##### RECORDED INFORMATION #####
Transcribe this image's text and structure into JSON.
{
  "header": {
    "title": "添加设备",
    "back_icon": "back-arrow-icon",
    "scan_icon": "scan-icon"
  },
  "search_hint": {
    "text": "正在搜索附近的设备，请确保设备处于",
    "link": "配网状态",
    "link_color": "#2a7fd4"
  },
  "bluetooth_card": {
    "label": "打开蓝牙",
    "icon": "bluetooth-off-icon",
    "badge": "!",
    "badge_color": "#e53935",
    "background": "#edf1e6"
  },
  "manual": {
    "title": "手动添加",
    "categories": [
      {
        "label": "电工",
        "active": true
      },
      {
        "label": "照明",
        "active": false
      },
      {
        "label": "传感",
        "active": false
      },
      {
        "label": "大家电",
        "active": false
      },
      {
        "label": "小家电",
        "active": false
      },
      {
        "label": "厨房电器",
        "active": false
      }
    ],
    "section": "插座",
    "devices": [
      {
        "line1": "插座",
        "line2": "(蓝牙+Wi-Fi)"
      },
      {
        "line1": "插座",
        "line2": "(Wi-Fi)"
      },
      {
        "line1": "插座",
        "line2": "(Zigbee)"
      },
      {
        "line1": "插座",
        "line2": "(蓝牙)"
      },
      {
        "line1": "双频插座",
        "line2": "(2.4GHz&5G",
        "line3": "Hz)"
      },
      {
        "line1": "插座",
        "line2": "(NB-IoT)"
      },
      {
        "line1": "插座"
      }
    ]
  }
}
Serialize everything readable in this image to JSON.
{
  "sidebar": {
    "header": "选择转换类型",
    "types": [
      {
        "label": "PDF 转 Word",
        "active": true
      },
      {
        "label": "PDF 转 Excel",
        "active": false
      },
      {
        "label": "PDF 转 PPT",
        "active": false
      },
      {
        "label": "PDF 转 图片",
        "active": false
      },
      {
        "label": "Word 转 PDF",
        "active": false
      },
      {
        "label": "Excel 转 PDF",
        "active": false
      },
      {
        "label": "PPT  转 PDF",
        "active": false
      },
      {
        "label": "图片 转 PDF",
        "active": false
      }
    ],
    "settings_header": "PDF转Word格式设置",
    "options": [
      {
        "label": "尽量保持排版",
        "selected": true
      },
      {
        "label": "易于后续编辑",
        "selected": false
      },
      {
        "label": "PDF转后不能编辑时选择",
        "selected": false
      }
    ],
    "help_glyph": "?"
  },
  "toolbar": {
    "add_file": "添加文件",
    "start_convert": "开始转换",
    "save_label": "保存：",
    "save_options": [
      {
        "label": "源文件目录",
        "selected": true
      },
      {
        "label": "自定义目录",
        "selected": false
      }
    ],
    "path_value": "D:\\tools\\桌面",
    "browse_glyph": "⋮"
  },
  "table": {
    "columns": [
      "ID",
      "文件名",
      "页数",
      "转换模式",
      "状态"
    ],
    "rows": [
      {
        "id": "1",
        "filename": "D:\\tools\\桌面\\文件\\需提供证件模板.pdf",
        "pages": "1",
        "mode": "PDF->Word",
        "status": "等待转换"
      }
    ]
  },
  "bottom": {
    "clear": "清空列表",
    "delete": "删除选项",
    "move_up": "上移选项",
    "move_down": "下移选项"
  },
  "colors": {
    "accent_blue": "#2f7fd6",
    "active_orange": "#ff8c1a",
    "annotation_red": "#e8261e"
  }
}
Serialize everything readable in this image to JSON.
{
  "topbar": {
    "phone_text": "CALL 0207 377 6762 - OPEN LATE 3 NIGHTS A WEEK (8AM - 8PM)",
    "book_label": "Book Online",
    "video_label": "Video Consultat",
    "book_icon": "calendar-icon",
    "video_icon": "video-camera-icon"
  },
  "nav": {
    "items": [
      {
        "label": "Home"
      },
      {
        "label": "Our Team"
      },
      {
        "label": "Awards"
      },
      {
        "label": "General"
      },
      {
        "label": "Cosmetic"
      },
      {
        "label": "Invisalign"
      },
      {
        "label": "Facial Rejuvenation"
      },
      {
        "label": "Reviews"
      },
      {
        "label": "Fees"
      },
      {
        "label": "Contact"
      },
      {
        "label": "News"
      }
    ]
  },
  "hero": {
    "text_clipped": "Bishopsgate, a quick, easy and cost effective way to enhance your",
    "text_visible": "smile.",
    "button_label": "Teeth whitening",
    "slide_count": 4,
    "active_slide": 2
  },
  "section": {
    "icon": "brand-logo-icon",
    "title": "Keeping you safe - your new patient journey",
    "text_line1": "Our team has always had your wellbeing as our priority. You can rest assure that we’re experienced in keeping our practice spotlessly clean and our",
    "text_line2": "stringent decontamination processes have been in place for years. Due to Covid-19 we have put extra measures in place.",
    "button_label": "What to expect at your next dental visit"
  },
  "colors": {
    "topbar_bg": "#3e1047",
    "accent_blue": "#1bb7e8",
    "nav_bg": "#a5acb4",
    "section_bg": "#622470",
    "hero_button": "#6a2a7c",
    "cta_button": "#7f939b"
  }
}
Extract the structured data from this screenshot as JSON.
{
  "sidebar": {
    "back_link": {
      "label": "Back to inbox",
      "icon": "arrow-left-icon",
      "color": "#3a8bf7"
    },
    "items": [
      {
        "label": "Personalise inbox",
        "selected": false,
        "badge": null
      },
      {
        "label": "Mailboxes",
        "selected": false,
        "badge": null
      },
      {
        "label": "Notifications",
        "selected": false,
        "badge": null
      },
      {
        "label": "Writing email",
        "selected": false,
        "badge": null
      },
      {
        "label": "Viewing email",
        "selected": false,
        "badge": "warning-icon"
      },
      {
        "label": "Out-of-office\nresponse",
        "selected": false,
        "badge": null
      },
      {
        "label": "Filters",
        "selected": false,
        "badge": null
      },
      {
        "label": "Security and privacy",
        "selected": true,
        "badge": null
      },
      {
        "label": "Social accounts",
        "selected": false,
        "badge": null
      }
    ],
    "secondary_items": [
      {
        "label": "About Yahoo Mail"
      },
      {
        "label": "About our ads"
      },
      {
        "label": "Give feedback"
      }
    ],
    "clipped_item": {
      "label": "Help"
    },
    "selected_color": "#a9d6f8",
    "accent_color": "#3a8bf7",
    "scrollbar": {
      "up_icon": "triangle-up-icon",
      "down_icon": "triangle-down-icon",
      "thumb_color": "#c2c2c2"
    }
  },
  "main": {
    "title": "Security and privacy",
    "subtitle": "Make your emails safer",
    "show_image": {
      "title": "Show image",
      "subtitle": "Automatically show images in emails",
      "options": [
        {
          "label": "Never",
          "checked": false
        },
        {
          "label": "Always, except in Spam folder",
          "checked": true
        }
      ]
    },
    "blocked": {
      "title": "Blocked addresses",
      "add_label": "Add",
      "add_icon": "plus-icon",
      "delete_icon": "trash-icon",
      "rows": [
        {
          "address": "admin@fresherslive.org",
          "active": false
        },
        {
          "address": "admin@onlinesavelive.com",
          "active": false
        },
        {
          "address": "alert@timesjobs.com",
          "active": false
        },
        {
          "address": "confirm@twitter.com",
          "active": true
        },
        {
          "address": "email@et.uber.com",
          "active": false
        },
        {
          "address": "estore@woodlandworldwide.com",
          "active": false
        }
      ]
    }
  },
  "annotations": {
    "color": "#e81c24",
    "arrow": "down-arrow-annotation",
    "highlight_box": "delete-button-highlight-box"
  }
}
#####
* [PROBLEM TO WORK ON]: List every line above that holds the word "About".

* [EXERCISE RESULT]:
        "label": "About Yahoo Mail"
        "label": "About our ads"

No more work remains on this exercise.